Start Excerpted records

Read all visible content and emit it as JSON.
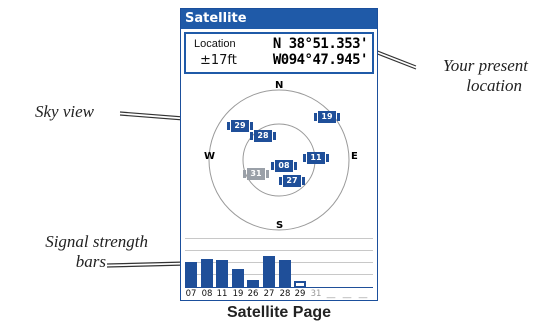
{
  "screen": {
    "title": "Satellite",
    "location": {
      "label": "Location",
      "accuracy": "±17ft",
      "latitude": "N 38°51.353'",
      "longitude": "W094°47.945'"
    },
    "compass": {
      "n": "N",
      "s": "S",
      "e": "E",
      "w": "W"
    },
    "satellites": [
      {
        "prn": "29",
        "state": "active"
      },
      {
        "prn": "28",
        "state": "active"
      },
      {
        "prn": "19",
        "state": "active"
      },
      {
        "prn": "08",
        "state": "active"
      },
      {
        "prn": "11",
        "state": "active"
      },
      {
        "prn": "31",
        "state": "dim"
      },
      {
        "prn": "27",
        "state": "active"
      }
    ],
    "signal_bars": [
      {
        "prn": "07",
        "level": 0.55
      },
      {
        "prn": "08",
        "level": 0.6
      },
      {
        "prn": "11",
        "level": 0.58
      },
      {
        "prn": "19",
        "level": 0.4
      },
      {
        "prn": "26",
        "level": 0.16
      },
      {
        "prn": "27",
        "level": 0.66
      },
      {
        "prn": "28",
        "level": 0.58
      },
      {
        "prn": "29",
        "level": 0.15,
        "hollow": true
      },
      {
        "prn": "31",
        "level": 0,
        "dim": true
      },
      {
        "prn": "__",
        "level": 0,
        "dim": true
      },
      {
        "prn": "__",
        "level": 0,
        "dim": true
      },
      {
        "prn": "__",
        "level": 0,
        "dim": true
      }
    ]
  },
  "callouts": {
    "present_location_line1": "Your present",
    "present_location_line2": "location",
    "sky_view": "Sky view",
    "signal_line1": "Signal strength",
    "signal_line2": "bars"
  },
  "caption": "Satellite Page",
  "colors": {
    "accent": "#1f5aa8",
    "satellite": "#1f4f99",
    "dim": "#9aa0a8"
  }
}
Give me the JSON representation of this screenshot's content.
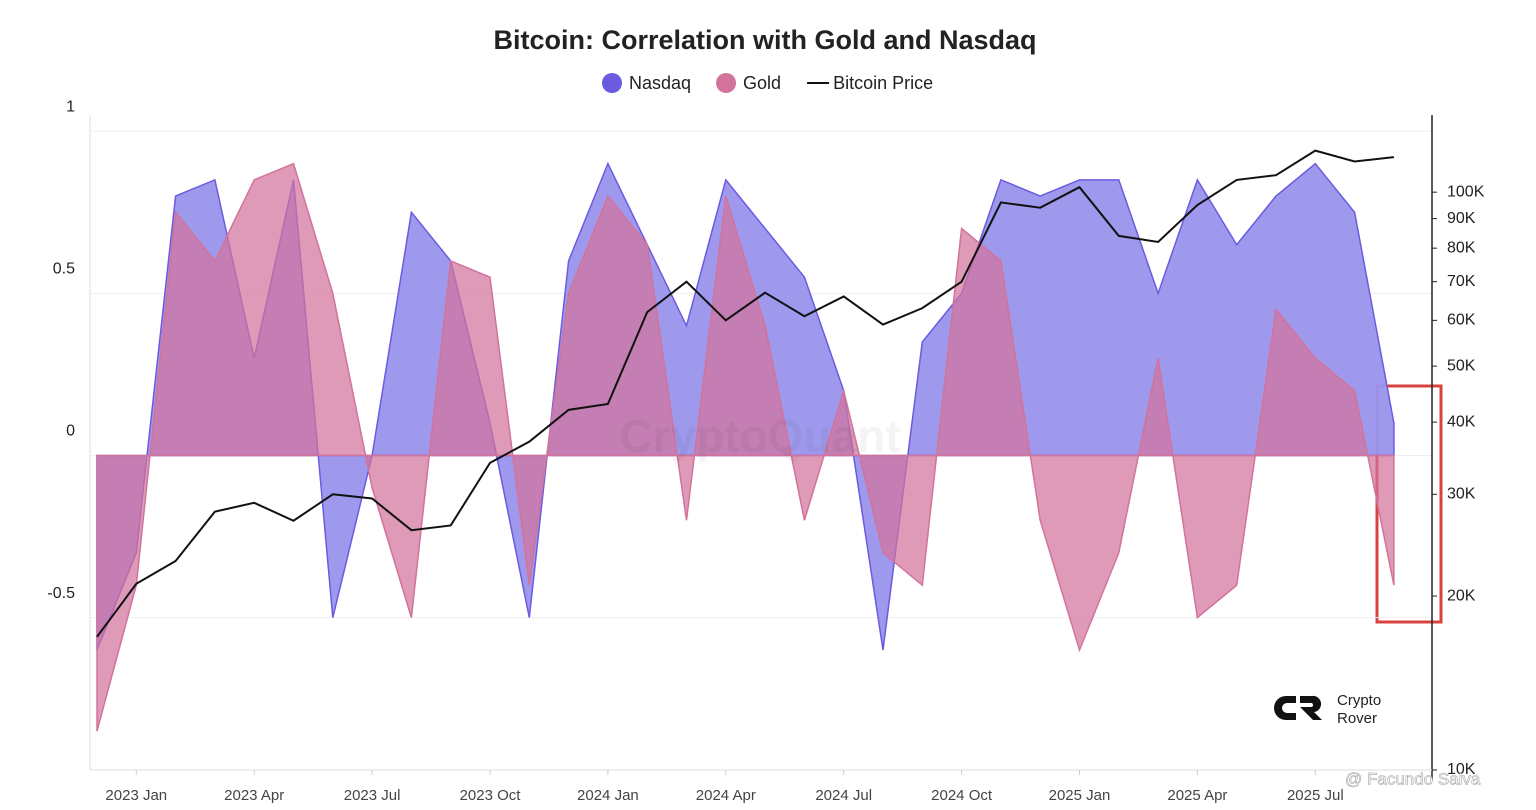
{
  "chart_data": {
    "type": "area",
    "title": "Bitcoin: Correlation with Gold and Nasdaq",
    "categories": [
      null,
      "2023 Jan",
      null,
      null,
      "2023 Apr",
      null,
      null,
      "2023 Jul",
      null,
      null,
      "2023 Oct",
      null,
      null,
      "2024 Jan",
      null,
      null,
      "2024 Apr",
      null,
      null,
      "2024 Jul",
      null,
      null,
      "2024 Oct",
      null,
      null,
      "2025 Jan",
      null,
      null,
      "2025 Apr",
      null,
      null,
      "2025 Jul",
      null,
      null
    ],
    "series": [
      {
        "name": "Nasdaq",
        "color": "#6a5be0",
        "fill": "#9a94ec",
        "values": [
          -0.6,
          -0.3,
          0.8,
          0.85,
          0.3,
          0.85,
          -0.5,
          0.0,
          0.75,
          0.6,
          0.1,
          -0.5,
          0.6,
          0.9,
          0.65,
          0.4,
          0.85,
          0.7,
          0.55,
          0.2,
          -0.6,
          0.35,
          0.5,
          0.85,
          0.8,
          0.85,
          0.85,
          0.5,
          0.85,
          0.65,
          0.8,
          0.9,
          0.75,
          0.1
        ]
      },
      {
        "name": "Gold",
        "color": "#d2739c",
        "fill": "#d2739c",
        "values": [
          -0.85,
          -0.4,
          0.75,
          0.6,
          0.85,
          0.9,
          0.5,
          -0.1,
          -0.5,
          0.6,
          0.55,
          -0.4,
          0.5,
          0.8,
          0.65,
          -0.2,
          0.8,
          0.4,
          -0.2,
          0.2,
          -0.3,
          -0.4,
          0.7,
          0.6,
          -0.2,
          -0.6,
          -0.3,
          0.3,
          -0.5,
          -0.4,
          0.45,
          0.3,
          0.2,
          -0.4
        ]
      },
      {
        "name": "Bitcoin Price",
        "color": "#111111",
        "axis": "y2",
        "values": [
          17000,
          21000,
          23000,
          28000,
          29000,
          27000,
          30000,
          29500,
          26000,
          26500,
          34000,
          37000,
          42000,
          43000,
          62000,
          70000,
          60000,
          67000,
          61000,
          66000,
          59000,
          63000,
          70000,
          96000,
          94000,
          102000,
          84000,
          82000,
          95000,
          105000,
          107000,
          118000,
          113000,
          115000
        ]
      }
    ],
    "ylim": [
      -0.97,
      1.05
    ],
    "yticks": [
      {
        "value": -0.5,
        "label": "-0.5"
      },
      0,
      0.5,
      1
    ],
    "y2lim": [
      10000,
      136000
    ],
    "y2_log": true,
    "y2ticks": [
      {
        "value": 10000,
        "label": "10K"
      },
      {
        "value": 20000,
        "label": "20K"
      },
      {
        "value": 30000,
        "label": "30K"
      },
      {
        "value": 40000,
        "label": "40K"
      },
      {
        "value": 50000,
        "label": "50K"
      },
      {
        "value": 60000,
        "label": "60K"
      },
      {
        "value": 70000,
        "label": "70K"
      },
      {
        "value": 80000,
        "label": "80K"
      },
      {
        "value": 90000,
        "label": "90K"
      },
      {
        "value": 100000,
        "label": "100K"
      }
    ],
    "grid": true,
    "legend": "top",
    "watermarks": [
      "CryptoQuant",
      "Crypto",
      "Rover",
      "@ Facundo Saiva"
    ]
  }
}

End Excerpted records

Required work: Your task is to retype all the entries exactly and leave out any pictures.

Task answer:
Read all visible content and emit it as JSON.
{
  "screen": {
    "title": "Satellite",
    "location": {
      "label": "Location",
      "accuracy": "±17ft",
      "latitude": "N 38°51.353'",
      "longitude": "W094°47.945'"
    },
    "compass": {
      "n": "N",
      "s": "S",
      "e": "E",
      "w": "W"
    },
    "satellites": [
      {
        "prn": "29",
        "state": "active"
      },
      {
        "prn": "28",
        "state": "active"
      },
      {
        "prn": "19",
        "state": "active"
      },
      {
        "prn": "08",
        "state": "active"
      },
      {
        "prn": "11",
        "state": "active"
      },
      {
        "prn": "31",
        "state": "dim"
      },
      {
        "prn": "27",
        "state": "active"
      }
    ],
    "signal_bars": [
      {
        "prn": "07",
        "level": 0.55
      },
      {
        "prn": "08",
        "level": 0.6
      },
      {
        "prn": "11",
        "level": 0.58
      },
      {
        "prn": "19",
        "level": 0.4
      },
      {
        "prn": "26",
        "level": 0.16
      },
      {
        "prn": "27",
        "level": 0.66
      },
      {
        "prn": "28",
        "level": 0.58
      },
      {
        "prn": "29",
        "level": 0.15,
        "hollow": true
      },
      {
        "prn": "31",
        "level": 0,
        "dim": true
      },
      {
        "prn": "__",
        "level": 0,
        "dim": true
      },
      {
        "prn": "__",
        "level": 0,
        "dim": true
      },
      {
        "prn": "__",
        "level": 0,
        "dim": true
      }
    ]
  },
  "callouts": {
    "present_location_line1": "Your present",
    "present_location_line2": "location",
    "sky_view": "Sky view",
    "signal_line1": "Signal strength",
    "signal_line2": "bars"
  },
  "caption": "Satellite Page",
  "colors": {
    "accent": "#1f5aa8",
    "satellite": "#1f4f99",
    "dim": "#9aa0a8"
  }
}
Give me the JSON representation of this screenshot's content.
{
  "chart_data": {
    "type": "area",
    "title": "Bitcoin: Correlation with Gold and Nasdaq",
    "categories": [
      null,
      "2023 Jan",
      null,
      null,
      "2023 Apr",
      null,
      null,
      "2023 Jul",
      null,
      null,
      "2023 Oct",
      null,
      null,
      "2024 Jan",
      null,
      null,
      "2024 Apr",
      null,
      null,
      "2024 Jul",
      null,
      null,
      "2024 Oct",
      null,
      null,
      "2025 Jan",
      null,
      null,
      "2025 Apr",
      null,
      null,
      "2025 Jul",
      null,
      null
    ],
    "series": [
      {
        "name": "Nasdaq",
        "color": "#6a5be0",
        "fill": "#9a94ec",
        "values": [
          -0.6,
          -0.3,
          0.8,
          0.85,
          0.3,
          0.85,
          -0.5,
          0.0,
          0.75,
          0.6,
          0.1,
          -0.5,
          0.6,
          0.9,
          0.65,
          0.4,
          0.85,
          0.7,
          0.55,
          0.2,
          -0.6,
          0.35,
          0.5,
          0.85,
          0.8,
          0.85,
          0.85,
          0.5,
          0.85,
          0.65,
          0.8,
          0.9,
          0.75,
          0.1
        ]
      },
      {
        "name": "Gold",
        "color": "#d2739c",
        "fill": "#d2739c",
        "values": [
          -0.85,
          -0.4,
          0.75,
          0.6,
          0.85,
          0.9,
          0.5,
          -0.1,
          -0.5,
          0.6,
          0.55,
          -0.4,
          0.5,
          0.8,
          0.65,
          -0.2,
          0.8,
          0.4,
          -0.2,
          0.2,
          -0.3,
          -0.4,
          0.7,
          0.6,
          -0.2,
          -0.6,
          -0.3,
          0.3,
          -0.5,
          -0.4,
          0.45,
          0.3,
          0.2,
          -0.4
        ]
      },
      {
        "name": "Bitcoin Price",
        "color": "#111111",
        "axis": "y2",
        "values": [
          17000,
          21000,
          23000,
          28000,
          29000,
          27000,
          30000,
          29500,
          26000,
          26500,
          34000,
          37000,
          42000,
          43000,
          62000,
          70000,
          60000,
          67000,
          61000,
          66000,
          59000,
          63000,
          70000,
          96000,
          94000,
          102000,
          84000,
          82000,
          95000,
          105000,
          107000,
          118000,
          113000,
          115000
        ]
      }
    ],
    "ylim": [
      -0.97,
      1.05
    ],
    "yticks": [
      {
        "value": -0.5,
        "label": "-0.5"
      },
      0,
      0.5,
      1
    ],
    "y2lim": [
      10000,
      136000
    ],
    "y2_log": true,
    "y2ticks": [
      {
        "value": 10000,
        "label": "10K"
      },
      {
        "value": 20000,
        "label": "20K"
      },
      {
        "value": 30000,
        "label": "30K"
      },
      {
        "value": 40000,
        "label": "40K"
      },
      {
        "value": 50000,
        "label": "50K"
      },
      {
        "value": 60000,
        "label": "60K"
      },
      {
        "value": 70000,
        "label": "70K"
      },
      {
        "value": 80000,
        "label": "80K"
      },
      {
        "value": 90000,
        "label": "90K"
      },
      {
        "value": 100000,
        "label": "100K"
      }
    ],
    "grid": true,
    "legend": "top",
    "watermarks": [
      "CryptoQuant",
      "Crypto",
      "Rover",
      "@ Facundo Saiva"
    ]
  }
}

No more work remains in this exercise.